▶ **Exercise goal**
Show all lines from the data that include the word "document".

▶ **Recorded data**
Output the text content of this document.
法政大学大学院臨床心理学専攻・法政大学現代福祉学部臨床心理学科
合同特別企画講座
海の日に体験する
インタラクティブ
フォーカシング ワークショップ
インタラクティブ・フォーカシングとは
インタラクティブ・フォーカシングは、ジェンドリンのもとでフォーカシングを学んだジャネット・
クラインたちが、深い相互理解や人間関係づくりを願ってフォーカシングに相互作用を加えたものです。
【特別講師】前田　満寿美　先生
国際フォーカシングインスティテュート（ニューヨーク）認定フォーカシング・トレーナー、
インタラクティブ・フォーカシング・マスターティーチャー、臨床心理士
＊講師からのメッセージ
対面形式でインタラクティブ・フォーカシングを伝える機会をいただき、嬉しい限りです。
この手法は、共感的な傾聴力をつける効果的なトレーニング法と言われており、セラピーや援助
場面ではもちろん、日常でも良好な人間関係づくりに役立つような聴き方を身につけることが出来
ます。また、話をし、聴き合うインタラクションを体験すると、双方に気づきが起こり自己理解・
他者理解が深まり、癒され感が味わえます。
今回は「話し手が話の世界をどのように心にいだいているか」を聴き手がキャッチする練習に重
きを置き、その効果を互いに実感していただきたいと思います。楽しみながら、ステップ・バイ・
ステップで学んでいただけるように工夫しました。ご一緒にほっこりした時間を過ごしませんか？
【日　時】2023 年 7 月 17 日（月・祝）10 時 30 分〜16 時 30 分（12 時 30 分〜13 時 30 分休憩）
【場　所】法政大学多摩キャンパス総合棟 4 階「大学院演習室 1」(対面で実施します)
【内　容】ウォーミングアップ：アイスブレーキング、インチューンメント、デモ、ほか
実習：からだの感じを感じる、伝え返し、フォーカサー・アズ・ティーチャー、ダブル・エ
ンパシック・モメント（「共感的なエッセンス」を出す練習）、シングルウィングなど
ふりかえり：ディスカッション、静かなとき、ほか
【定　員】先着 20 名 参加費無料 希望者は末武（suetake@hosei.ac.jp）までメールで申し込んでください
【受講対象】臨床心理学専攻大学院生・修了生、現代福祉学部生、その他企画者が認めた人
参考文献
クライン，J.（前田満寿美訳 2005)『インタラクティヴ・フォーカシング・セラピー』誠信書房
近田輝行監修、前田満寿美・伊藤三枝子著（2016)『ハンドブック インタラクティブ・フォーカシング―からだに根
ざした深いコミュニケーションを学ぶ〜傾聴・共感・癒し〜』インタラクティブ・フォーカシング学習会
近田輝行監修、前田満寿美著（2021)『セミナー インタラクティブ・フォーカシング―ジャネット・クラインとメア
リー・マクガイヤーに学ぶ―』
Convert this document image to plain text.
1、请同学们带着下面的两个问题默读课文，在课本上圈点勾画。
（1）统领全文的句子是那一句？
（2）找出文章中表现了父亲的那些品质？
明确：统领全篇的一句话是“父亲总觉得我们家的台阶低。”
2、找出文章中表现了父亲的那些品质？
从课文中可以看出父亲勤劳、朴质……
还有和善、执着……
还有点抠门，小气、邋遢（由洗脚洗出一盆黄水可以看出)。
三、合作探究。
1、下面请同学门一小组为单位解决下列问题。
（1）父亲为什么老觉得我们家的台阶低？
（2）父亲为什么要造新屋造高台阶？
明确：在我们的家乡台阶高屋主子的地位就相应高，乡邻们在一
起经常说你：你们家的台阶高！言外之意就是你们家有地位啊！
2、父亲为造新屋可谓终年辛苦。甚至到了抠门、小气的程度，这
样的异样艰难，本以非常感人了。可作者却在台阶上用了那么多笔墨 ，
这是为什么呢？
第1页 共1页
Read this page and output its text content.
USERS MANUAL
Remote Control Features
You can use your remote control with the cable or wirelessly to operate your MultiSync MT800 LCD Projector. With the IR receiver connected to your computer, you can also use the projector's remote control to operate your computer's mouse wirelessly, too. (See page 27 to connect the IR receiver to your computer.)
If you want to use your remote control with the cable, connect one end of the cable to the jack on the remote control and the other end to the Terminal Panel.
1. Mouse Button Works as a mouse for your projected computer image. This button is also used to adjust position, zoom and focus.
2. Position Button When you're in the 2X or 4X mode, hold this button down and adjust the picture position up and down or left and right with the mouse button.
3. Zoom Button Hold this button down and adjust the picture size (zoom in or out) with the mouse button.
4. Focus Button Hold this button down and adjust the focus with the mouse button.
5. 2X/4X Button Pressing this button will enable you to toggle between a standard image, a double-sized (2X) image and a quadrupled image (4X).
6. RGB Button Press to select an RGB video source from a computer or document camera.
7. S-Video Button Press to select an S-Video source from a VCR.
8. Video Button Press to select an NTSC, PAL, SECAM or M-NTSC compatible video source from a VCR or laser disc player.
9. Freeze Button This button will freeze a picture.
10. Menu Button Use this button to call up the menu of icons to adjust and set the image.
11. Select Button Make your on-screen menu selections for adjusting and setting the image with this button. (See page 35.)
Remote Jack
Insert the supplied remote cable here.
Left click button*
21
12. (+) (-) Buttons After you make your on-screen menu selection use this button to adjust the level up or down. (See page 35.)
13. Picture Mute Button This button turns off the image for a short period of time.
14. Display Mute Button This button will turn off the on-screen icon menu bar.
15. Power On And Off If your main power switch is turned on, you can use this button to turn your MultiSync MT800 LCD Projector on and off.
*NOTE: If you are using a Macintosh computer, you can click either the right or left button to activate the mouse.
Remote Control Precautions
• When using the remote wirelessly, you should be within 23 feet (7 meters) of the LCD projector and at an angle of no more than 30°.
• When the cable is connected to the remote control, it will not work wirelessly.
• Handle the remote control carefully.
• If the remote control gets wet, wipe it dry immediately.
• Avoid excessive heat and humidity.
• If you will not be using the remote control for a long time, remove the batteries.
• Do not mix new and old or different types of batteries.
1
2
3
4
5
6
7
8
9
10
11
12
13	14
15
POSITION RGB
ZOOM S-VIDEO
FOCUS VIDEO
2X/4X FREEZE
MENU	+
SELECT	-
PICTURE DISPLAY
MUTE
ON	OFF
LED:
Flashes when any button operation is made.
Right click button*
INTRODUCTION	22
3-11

▶ **Full output**
Output the text content of this document.
Convert this document image to plain text.
6. RGB Button Press to select an RGB video source from a computer or document camera.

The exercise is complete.